TASK GOAL |
Gather all lines in the data that hold the string "nicht".

DATA PROVIDED |

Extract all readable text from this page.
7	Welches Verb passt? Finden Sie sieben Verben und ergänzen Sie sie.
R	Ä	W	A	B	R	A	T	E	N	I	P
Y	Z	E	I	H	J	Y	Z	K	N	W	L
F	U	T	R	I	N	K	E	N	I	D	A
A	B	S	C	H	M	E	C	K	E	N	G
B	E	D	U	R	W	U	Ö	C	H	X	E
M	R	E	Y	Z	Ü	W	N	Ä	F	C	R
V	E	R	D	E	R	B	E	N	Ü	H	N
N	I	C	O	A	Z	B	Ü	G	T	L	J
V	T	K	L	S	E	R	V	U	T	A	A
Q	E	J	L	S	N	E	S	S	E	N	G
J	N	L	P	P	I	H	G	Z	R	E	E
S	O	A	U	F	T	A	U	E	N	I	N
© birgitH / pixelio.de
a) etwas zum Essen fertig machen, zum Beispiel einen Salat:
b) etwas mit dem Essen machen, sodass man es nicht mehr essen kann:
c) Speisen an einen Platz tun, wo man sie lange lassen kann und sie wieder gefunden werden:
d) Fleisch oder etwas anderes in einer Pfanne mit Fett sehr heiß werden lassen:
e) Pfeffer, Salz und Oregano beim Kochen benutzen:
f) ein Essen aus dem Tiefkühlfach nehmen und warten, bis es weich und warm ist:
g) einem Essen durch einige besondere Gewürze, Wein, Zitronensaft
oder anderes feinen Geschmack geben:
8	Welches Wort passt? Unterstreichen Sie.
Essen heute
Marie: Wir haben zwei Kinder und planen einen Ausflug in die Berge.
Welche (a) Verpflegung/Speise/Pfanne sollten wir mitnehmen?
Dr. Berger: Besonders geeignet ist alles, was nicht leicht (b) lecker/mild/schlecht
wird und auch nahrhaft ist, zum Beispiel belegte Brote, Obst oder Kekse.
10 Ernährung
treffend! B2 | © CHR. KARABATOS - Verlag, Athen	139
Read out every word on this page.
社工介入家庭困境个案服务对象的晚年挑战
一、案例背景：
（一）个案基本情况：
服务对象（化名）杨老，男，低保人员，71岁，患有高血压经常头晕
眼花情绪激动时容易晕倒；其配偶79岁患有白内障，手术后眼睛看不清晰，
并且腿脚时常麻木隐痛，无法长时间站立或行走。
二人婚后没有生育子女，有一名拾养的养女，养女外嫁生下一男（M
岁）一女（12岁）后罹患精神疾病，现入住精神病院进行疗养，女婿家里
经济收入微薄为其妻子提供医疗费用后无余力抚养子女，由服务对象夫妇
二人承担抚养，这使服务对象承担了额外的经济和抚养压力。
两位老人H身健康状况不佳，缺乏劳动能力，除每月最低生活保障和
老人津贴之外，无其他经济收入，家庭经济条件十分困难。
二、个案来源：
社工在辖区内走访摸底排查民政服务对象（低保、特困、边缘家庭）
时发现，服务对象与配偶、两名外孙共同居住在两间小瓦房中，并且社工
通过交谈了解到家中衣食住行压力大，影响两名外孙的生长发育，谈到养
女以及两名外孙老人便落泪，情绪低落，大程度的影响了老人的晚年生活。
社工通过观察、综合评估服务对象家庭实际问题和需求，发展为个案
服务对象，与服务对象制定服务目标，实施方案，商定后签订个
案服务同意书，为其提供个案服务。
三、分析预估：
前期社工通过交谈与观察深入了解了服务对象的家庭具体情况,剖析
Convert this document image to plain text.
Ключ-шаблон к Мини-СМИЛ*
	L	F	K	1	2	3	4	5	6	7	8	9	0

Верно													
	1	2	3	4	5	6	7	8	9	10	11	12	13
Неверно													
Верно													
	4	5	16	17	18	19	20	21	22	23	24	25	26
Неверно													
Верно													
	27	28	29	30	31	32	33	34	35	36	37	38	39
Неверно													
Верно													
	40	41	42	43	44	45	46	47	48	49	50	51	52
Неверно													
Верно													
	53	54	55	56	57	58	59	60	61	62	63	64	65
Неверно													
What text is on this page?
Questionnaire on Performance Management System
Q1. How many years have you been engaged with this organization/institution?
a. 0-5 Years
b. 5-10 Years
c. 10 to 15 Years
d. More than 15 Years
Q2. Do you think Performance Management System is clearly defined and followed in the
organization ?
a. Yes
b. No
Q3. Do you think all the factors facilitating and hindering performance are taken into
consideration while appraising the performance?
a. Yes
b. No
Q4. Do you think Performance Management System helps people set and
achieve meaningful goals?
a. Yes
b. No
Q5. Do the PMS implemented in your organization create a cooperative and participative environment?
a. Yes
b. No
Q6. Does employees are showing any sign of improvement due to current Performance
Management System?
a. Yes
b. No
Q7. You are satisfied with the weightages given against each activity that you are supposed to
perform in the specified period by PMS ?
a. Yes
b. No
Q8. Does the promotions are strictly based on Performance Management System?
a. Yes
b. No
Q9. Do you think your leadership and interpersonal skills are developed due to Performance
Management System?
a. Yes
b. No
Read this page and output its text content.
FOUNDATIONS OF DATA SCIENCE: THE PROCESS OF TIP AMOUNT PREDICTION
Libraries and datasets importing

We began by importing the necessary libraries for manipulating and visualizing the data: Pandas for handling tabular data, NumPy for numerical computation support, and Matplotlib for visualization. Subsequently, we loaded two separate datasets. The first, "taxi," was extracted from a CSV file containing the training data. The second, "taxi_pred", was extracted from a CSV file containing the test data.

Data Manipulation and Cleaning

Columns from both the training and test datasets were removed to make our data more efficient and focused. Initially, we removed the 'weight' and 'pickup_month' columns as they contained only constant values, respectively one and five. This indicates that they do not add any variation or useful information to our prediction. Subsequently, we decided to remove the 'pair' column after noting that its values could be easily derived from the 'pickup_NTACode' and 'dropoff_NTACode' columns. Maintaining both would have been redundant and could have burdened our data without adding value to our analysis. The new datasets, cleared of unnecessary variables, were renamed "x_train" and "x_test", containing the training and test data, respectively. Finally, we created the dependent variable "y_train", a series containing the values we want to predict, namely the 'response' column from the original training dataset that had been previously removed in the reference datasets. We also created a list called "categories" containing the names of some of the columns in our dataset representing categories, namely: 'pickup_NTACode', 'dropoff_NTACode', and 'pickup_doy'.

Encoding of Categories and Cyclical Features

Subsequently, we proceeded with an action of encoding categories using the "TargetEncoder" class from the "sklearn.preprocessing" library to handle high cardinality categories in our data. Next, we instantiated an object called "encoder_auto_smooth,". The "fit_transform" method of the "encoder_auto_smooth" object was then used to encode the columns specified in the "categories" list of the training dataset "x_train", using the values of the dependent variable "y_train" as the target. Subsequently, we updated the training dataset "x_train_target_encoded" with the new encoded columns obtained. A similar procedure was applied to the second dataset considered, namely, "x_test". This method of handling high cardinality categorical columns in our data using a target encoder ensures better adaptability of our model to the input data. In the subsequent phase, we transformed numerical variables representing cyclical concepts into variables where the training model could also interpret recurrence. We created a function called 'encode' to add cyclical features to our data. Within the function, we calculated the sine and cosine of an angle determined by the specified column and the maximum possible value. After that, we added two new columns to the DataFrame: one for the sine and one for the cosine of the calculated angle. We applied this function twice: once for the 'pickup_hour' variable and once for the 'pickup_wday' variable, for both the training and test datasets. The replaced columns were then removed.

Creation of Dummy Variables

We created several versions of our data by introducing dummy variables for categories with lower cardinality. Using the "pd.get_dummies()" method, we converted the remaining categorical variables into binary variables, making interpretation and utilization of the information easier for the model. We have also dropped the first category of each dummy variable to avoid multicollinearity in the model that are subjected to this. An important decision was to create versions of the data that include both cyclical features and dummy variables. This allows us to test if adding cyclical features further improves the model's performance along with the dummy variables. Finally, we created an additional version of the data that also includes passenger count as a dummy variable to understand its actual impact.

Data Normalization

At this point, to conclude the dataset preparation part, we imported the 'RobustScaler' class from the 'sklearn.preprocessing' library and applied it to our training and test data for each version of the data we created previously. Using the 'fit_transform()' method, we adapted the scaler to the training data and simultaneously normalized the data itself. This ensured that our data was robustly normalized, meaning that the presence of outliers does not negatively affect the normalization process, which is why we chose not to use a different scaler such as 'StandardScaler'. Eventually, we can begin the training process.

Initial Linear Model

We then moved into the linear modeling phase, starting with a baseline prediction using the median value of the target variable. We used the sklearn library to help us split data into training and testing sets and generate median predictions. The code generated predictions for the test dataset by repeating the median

THE RESULT |
b) etwas mit dem Essen machen, sodass man es nicht mehr essen kann:
Dr. Berger: Besonders geeignet ist alles, was nicht leicht (b) lecker/mild/schlecht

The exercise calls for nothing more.